Information supplied ::

:::

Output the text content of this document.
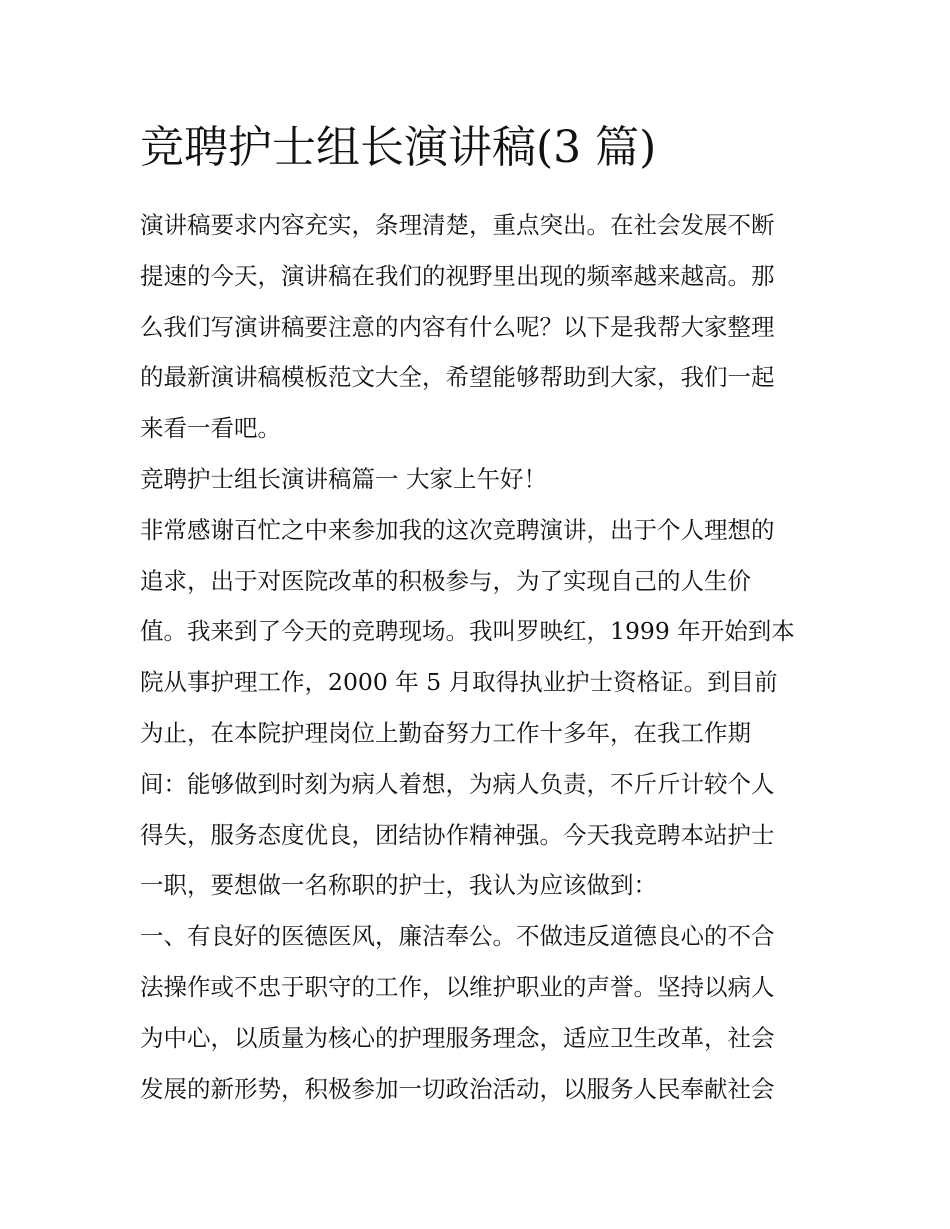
竞聘护士组长演讲稿(3 篇)
演讲稿要求内容充实，条理清楚，重点突出。在社会发展不断
提速的今天，演讲稿在我们的视野里出现的频率越来越高。那
么我们写演讲稿要注意的内容有什么呢？以下是我帮大家整理
的最新演讲稿模板范文大全，希望能够帮助到大家，我们一起
来看一看吧。
竞聘护士组长演讲稿篇一 大家上午好！
非常感谢百忙之中来参加我的这次竞聘演讲，出于个人理想的
追求，出于对医院改革的积极参与，为了实现自己的人生价
值。我来到了今天的竞聘现场。我叫罗映红，1999 年开始到本
院从事护理工作，2000 年 5 月取得执业护士资格证。到目前
为止，在本院护理岗位上勤奋努力工作十多年，在我工作期
间：能够做到时刻为病人着想，为病人负责，不斤斤计较个人
得失，服务态度优良，团结协作精神强。今天我竞聘本站护士
一职，要想做一名称职的护士，我认为应该做到：
一、有良好的医德医风，廉洁奉公。不做违反道德良心的不合
法操作或不忠于职守的工作，以维护职业的声誉。坚持以病人
为中心，以质量为核心的护理服务理念，适应卫生改革，社会
发展的新形势，积极参加一切政治活动，以服务人民奉献社会
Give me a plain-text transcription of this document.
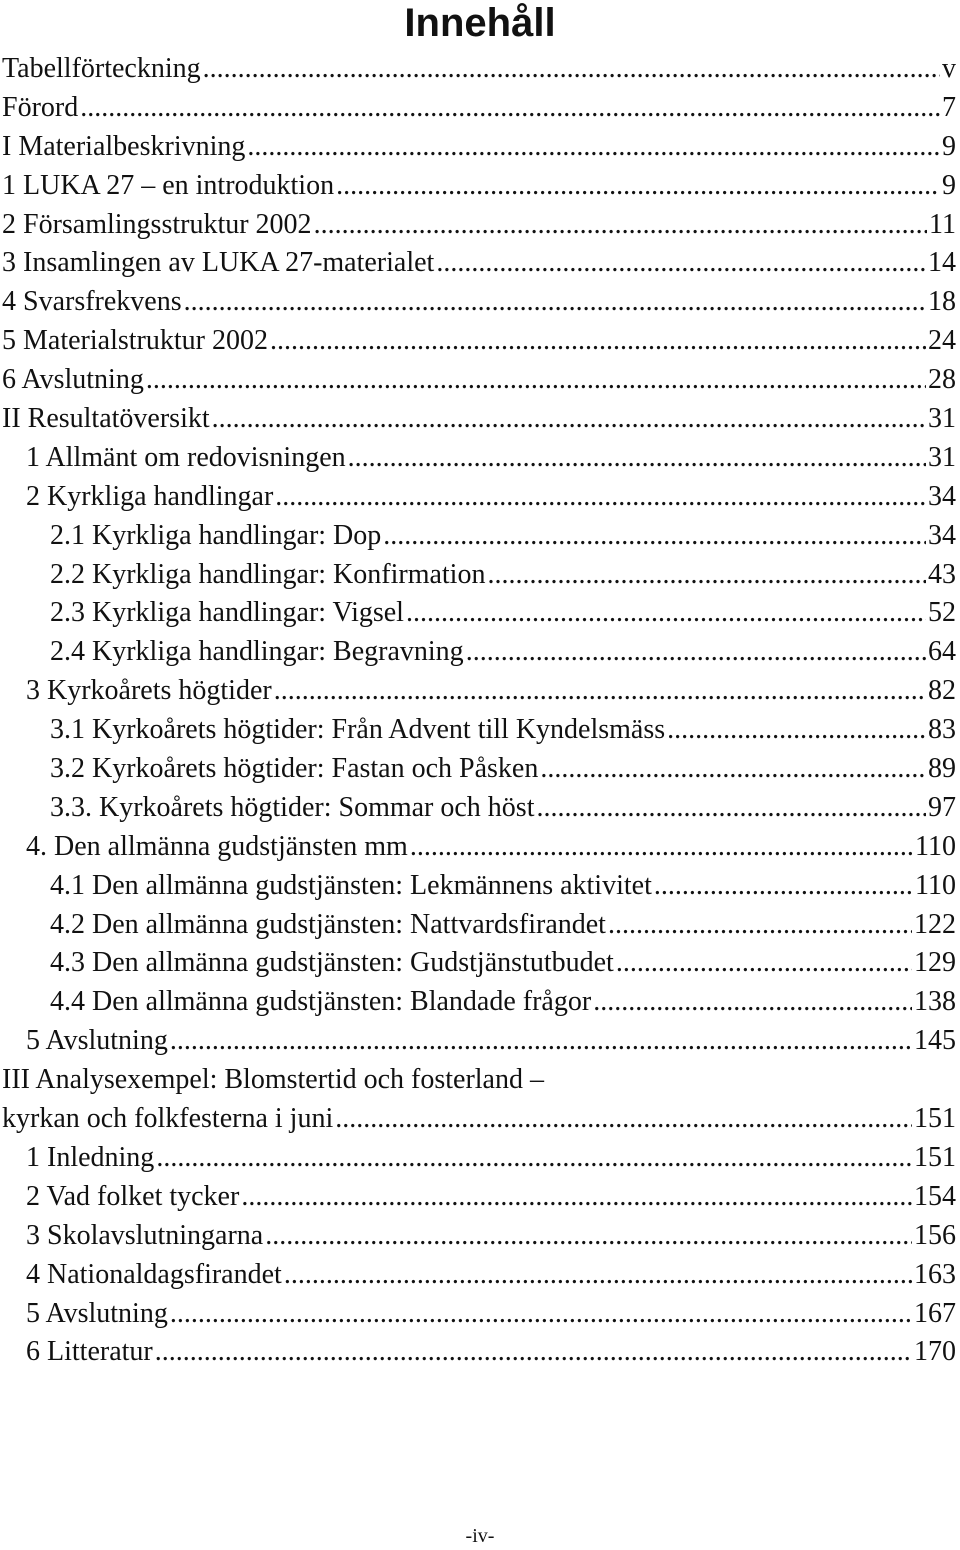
Innehåll
Tabellförteckning .....	v
Förord .....	7
I Materialbeskrivning .....	9
1 LUKA 27 – en introduktion .....	9
2 Församlingsstruktur 2002 .....	11
3 Insamlingen av LUKA 27-materialet .....	14
4 Svarsfrekvens .....	18
5 Materialstruktur 2002 .....	24
6 Avslutning .....	28
II Resultatöversikt .....	31
1 Allmänt om redovisningen .....	31
2 Kyrkliga handlingar .....	34
2.1 Kyrkliga handlingar: Dop .....	34
2.2 Kyrkliga handlingar: Konfirmation .....	43
2.3 Kyrkliga handlingar: Vigsel .....	52
2.4 Kyrkliga handlingar: Begravning .....	64
3 Kyrkoårets högtider .....	82
3.1 Kyrkoårets högtider: Från Advent till Kyndelsmäss .....	83
3.2 Kyrkoårets högtider: Fastan och Påsken .....	89
3.3. Kyrkoårets högtider: Sommar och höst .....	97
4. Den allmänna gudstjänsten mm .....	110
4.1 Den allmänna gudstjänsten: Lekmännens aktivitet .....	110
4.2 Den allmänna gudstjänsten: Nattvardsfirandet .....	122
4.3 Den allmänna gudstjänsten: Gudstjänstutbudet .....	129
4.4 Den allmänna gudstjänsten: Blandade frågor .....	138
5 Avslutning .....	145
III Analysexempel: Blomstertid och fosterland –
kyrkan och folkfesterna i juni .....	151
1 Inledning .....	151
2 Vad folket tycker .....	154
3 Skolavslutningarna .....	156
4 Nationaldagsfirandet .....	163
5 Avslutning .....	167
6 Litteratur .....	170
-iv-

:::

Problem description :: Omit the pictures. Transcribe every record exactly.

Response to the task ::
Output the text content of this document.
竞聘护士组长演讲稿(3 篇)
演讲稿要求内容充实，条理清楚，重点突出。在社会发展不断
提速的今天，演讲稿在我们的视野里出现的频率越来越高。那
么我们写演讲稿要注意的内容有什么呢？以下是我帮大家整理
的最新演讲稿模板范文大全，希望能够帮助到大家，我们一起
来看一看吧。
竞聘护士组长演讲稿篇一 大家上午好！
非常感谢百忙之中来参加我的这次竞聘演讲，出于个人理想的
追求，出于对医院改革的积极参与，为了实现自己的人生价
值。我来到了今天的竞聘现场。我叫罗映红，1999 年开始到本
院从事护理工作，2000 年 5 月取得执业护士资格证。到目前
为止，在本院护理岗位上勤奋努力工作十多年，在我工作期
间：能够做到时刻为病人着想，为病人负责，不斤斤计较个人
得失，服务态度优良，团结协作精神强。今天我竞聘本站护士
一职，要想做一名称职的护士，我认为应该做到：
一、有良好的医德医风，廉洁奉公。不做违反道德良心的不合
法操作或不忠于职守的工作，以维护职业的声誉。坚持以病人
为中心，以质量为核心的护理服务理念，适应卫生改革，社会
发展的新形势，积极参加一切政治活动，以服务人民奉献社会
Give me a plain-text transcription of this document.
Innehåll
Tabellförteckning .....	v
Förord .....	7
I Materialbeskrivning .....	9
1 LUKA 27 – en introduktion .....	9
2 Församlingsstruktur 2002 .....	11
3 Insamlingen av LUKA 27-materialet .....	14
4 Svarsfrekvens .....	18
5 Materialstruktur 2002 .....	24
6 Avslutning .....	28
II Resultatöversikt .....	31
1 Allmänt om redovisningen .....	31
2 Kyrkliga handlingar .....	34
2.1 Kyrkliga handlingar: Dop .....	34
2.2 Kyrkliga handlingar: Konfirmation .....	43
2.3 Kyrkliga handlingar: Vigsel .....	52
2.4 Kyrkliga handlingar: Begravning .....	64
3 Kyrkoårets högtider .....	82
3.1 Kyrkoårets högtider: Från Advent till Kyndelsmäss .....	83
3.2 Kyrkoårets högtider: Fastan och Påsken .....	89
3.3. Kyrkoårets högtider: Sommar och höst .....	97
4. Den allmänna gudstjänsten mm .....	110
4.1 Den allmänna gudstjänsten: Lekmännens aktivitet .....	110
4.2 Den allmänna gudstjänsten: Nattvardsfirandet .....	122
4.3 Den allmänna gudstjänsten: Gudstjänstutbudet .....	129
4.4 Den allmänna gudstjänsten: Blandade frågor .....	138
5 Avslutning .....	145
III Analysexempel: Blomstertid och fosterland –
kyrkan och folkfesterna i juni .....	151
1 Inledning .....	151
2 Vad folket tycker .....	154
3 Skolavslutningarna .....	156
4 Nationaldagsfirandet .....	163
5 Avslutning .....	167
6 Litteratur .....	170
-iv-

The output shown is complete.